#### Task goal:
Take the line containing "Output the underlying" and every line after it in the data below, and print them exactly as given, with nothing else.

:: Raw records ::

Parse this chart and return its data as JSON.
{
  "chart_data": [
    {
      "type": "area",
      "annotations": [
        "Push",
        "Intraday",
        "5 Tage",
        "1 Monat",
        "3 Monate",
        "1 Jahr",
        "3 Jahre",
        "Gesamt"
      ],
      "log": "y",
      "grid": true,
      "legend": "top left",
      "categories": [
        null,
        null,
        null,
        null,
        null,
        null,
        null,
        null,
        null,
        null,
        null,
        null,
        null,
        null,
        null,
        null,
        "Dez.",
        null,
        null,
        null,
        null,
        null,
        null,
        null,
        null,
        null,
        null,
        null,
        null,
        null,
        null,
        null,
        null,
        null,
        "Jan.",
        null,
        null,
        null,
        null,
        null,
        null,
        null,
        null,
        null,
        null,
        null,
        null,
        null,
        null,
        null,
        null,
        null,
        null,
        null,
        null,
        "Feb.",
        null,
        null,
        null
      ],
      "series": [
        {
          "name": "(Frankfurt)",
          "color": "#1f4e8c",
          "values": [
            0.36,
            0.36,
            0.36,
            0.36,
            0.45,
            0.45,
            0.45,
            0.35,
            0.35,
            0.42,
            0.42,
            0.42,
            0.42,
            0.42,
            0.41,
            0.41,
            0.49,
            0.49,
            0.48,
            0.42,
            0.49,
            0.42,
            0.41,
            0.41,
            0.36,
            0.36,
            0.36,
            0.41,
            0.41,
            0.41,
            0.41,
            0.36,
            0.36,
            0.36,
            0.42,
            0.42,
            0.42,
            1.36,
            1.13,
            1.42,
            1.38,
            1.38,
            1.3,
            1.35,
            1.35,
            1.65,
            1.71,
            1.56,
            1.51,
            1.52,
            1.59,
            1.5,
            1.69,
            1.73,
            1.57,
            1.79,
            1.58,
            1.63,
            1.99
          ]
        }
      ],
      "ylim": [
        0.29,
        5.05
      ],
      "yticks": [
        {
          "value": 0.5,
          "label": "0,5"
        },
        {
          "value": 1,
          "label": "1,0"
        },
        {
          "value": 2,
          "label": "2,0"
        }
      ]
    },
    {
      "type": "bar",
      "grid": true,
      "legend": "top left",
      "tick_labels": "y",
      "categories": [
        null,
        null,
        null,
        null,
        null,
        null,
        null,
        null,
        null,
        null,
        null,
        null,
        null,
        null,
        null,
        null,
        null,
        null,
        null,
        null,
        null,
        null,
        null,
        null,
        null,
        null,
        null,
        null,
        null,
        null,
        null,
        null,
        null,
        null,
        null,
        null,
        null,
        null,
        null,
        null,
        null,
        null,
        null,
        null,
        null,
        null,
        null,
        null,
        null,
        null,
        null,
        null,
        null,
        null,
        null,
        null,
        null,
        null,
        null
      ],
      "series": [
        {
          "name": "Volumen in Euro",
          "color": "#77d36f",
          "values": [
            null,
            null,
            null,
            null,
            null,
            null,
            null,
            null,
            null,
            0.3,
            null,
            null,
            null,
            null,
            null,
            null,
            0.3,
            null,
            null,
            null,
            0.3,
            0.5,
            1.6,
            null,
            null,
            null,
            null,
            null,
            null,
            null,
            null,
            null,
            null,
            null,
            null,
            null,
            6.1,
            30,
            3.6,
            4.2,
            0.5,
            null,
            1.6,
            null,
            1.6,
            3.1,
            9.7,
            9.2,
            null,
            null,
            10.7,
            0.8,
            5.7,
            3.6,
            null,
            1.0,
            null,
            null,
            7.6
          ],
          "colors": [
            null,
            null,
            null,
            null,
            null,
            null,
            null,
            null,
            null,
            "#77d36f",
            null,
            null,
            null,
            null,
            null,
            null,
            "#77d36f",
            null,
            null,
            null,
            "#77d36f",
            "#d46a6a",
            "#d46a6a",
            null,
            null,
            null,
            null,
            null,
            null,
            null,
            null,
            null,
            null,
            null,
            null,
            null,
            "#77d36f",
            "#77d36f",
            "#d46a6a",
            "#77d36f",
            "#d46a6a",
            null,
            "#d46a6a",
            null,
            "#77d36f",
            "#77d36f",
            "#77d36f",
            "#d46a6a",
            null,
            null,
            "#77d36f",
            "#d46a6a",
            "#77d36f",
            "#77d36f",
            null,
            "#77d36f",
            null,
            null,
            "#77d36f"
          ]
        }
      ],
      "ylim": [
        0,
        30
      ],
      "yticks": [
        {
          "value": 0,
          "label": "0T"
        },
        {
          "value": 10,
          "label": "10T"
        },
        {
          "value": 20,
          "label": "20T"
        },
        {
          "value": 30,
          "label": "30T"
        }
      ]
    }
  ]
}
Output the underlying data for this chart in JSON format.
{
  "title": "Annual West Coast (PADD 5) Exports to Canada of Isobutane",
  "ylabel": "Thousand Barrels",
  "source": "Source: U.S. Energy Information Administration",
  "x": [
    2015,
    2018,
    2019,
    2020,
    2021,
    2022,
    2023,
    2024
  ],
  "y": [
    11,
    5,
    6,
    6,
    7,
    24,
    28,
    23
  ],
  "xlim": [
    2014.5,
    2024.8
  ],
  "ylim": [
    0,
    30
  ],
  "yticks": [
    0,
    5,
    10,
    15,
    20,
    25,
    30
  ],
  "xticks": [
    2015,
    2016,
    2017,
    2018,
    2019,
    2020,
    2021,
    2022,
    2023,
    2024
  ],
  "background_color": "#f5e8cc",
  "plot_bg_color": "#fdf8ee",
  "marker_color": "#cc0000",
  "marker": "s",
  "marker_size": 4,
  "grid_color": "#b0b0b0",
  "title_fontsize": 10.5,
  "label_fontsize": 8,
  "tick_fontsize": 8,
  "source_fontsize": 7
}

:::

#### Written solution:
Output the underlying data for this chart in JSON format.
{
  "title": "Annual West Coast (PADD 5) Exports to Canada of Isobutane",
  "ylabel": "Thousand Barrels",
  "source": "Source: U.S. Energy Information Administration",
  "x": [
    2015,
    2018,
    2019,
    2020,
    2021,
    2022,
    2023,
    2024
  ],
  "y": [
    11,
    5,
    6,
    6,
    7,
    24,
    28,
    23
  ],
  "xlim": [
    2014.5,
    2024.8
  ],
  "ylim": [
    0,
    30
  ],
  "yticks": [
    0,
    5,
    10,
    15,
    20,
    25,
    30
  ],
  "xticks": [
    2015,
    2016,
    2017,
    2018,
    2019,
    2020,
    2021,
    2022,
    2023,
    2024
  ],
  "background_color": "#f5e8cc",
  "plot_bg_color": "#fdf8ee",
  "marker_color": "#cc0000",
  "marker": "s",
  "marker_size": 4,
  "grid_color": "#b0b0b0",
  "title_fontsize": 10.5,
  "label_fontsize": 8,
  "tick_fontsize": 8,
  "source_fontsize": 7
}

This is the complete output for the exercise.